* BEGIN *
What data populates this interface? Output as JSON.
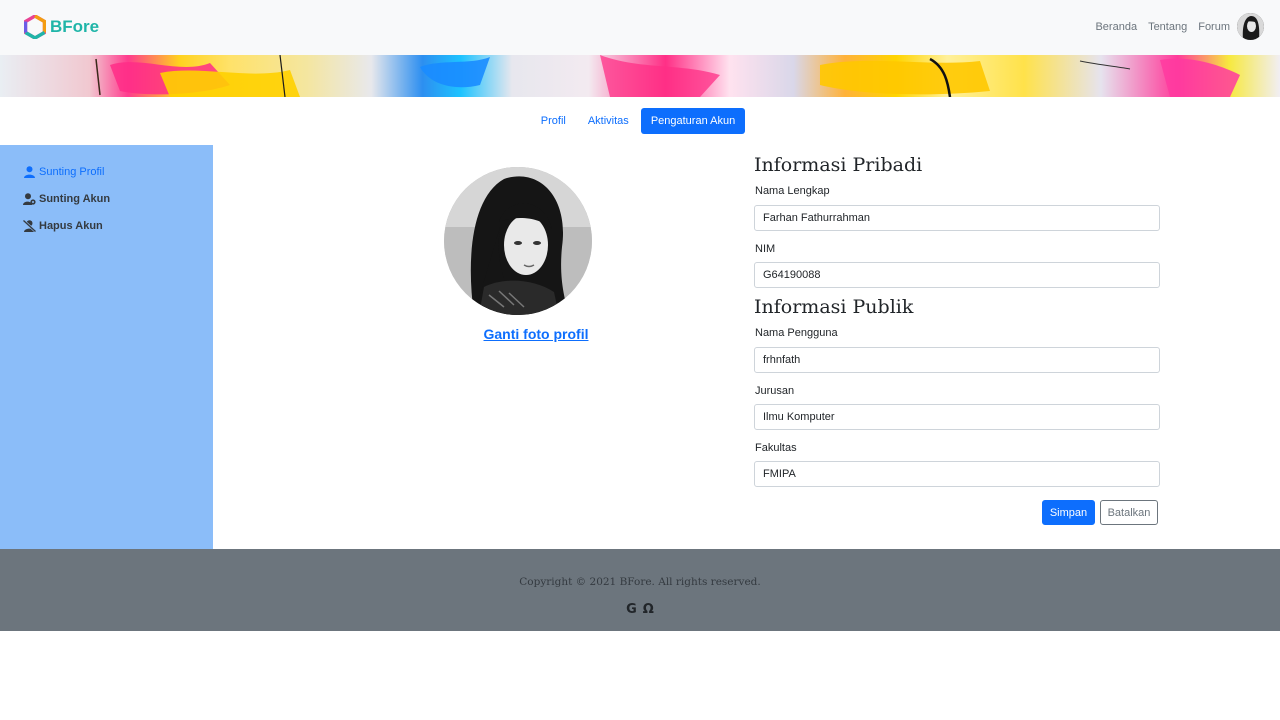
{
  "app": {
    "brand": "BFore"
  },
  "nav": {
    "links": [
      "Beranda",
      "Tentang",
      "Forum"
    ],
    "avatar_icon": "user-avatar"
  },
  "tabs": [
    {
      "label": "Profil",
      "active": false
    },
    {
      "label": "Aktivitas",
      "active": false
    },
    {
      "label": "Pengaturan Akun",
      "active": true
    }
  ],
  "sidebar": {
    "items": [
      {
        "label": "Sunting Profil",
        "icon": "user-icon",
        "active": true
      },
      {
        "label": "Sunting Akun",
        "icon": "user-cog-icon",
        "active": false
      },
      {
        "label": "Hapus Akun",
        "icon": "user-slash-icon",
        "active": false
      }
    ]
  },
  "profile": {
    "change_photo_label": "Ganti foto profil"
  },
  "form": {
    "private_title": "Informasi Pribadi",
    "public_title": "Informasi Publik",
    "fields": {
      "full_name": {
        "label": "Nama Lengkap",
        "value": "Farhan Fathurrahman"
      },
      "nim": {
        "label": "NIM",
        "value": "G64190088"
      },
      "username": {
        "label": "Nama Pengguna",
        "value": "frhnfath"
      },
      "major": {
        "label": "Jurusan",
        "value": "Ilmu Komputer"
      },
      "faculty": {
        "label": "Fakultas",
        "value": "FMIPA"
      }
    },
    "save_label": "Simpan",
    "cancel_label": "Batalkan"
  },
  "footer": {
    "copyright": "Copyright © 2021 BFore. All rights reserved.",
    "icons": [
      "google-icon",
      "omega-icon"
    ],
    "icon_glyphs": [
      "G",
      "Ω"
    ]
  },
  "colors": {
    "primary": "#0d6efd",
    "sidebar": "#8bbdf9",
    "footer": "#6c757d",
    "navbar": "#f8f9fa",
    "brand": "#1fb5a8"
  }
}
* END *
• **TASK DESCRIPTION**:
The records above should be reproduced exactly, with no pictures included.

• **EXERCISE SOLUTION**:
What data populates this interface? Output as JSON.
{
  "app": {
    "brand": "BFore"
  },
  "nav": {
    "links": [
      "Beranda",
      "Tentang",
      "Forum"
    ],
    "avatar_icon": "user-avatar"
  },
  "tabs": [
    {
      "label": "Profil",
      "active": false
    },
    {
      "label": "Aktivitas",
      "active": false
    },
    {
      "label": "Pengaturan Akun",
      "active": true
    }
  ],
  "sidebar": {
    "items": [
      {
        "label": "Sunting Profil",
        "icon": "user-icon",
        "active": true
      },
      {
        "label": "Sunting Akun",
        "icon": "user-cog-icon",
        "active": false
      },
      {
        "label": "Hapus Akun",
        "icon": "user-slash-icon",
        "active": false
      }
    ]
  },
  "profile": {
    "change_photo_label": "Ganti foto profil"
  },
  "form": {
    "private_title": "Informasi Pribadi",
    "public_title": "Informasi Publik",
    "fields": {
      "full_name": {
        "label": "Nama Lengkap",
        "value": "Farhan Fathurrahman"
      },
      "nim": {
        "label": "NIM",
        "value": "G64190088"
      },
      "username": {
        "label": "Nama Pengguna",
        "value": "frhnfath"
      },
      "major": {
        "label": "Jurusan",
        "value": "Ilmu Komputer"
      },
      "faculty": {
        "label": "Fakultas",
        "value": "FMIPA"
      }
    },
    "save_label": "Simpan",
    "cancel_label": "Batalkan"
  },
  "footer": {
    "copyright": "Copyright © 2021 BFore. All rights reserved.",
    "icons": [
      "google-icon",
      "omega-icon"
    ],
    "icon_glyphs": [
      "G",
      "Ω"
    ]
  },
  "colors": {
    "primary": "#0d6efd",
    "sidebar": "#8bbdf9",
    "footer": "#6c757d",
    "navbar": "#f8f9fa",
    "brand": "#1fb5a8"
  }
}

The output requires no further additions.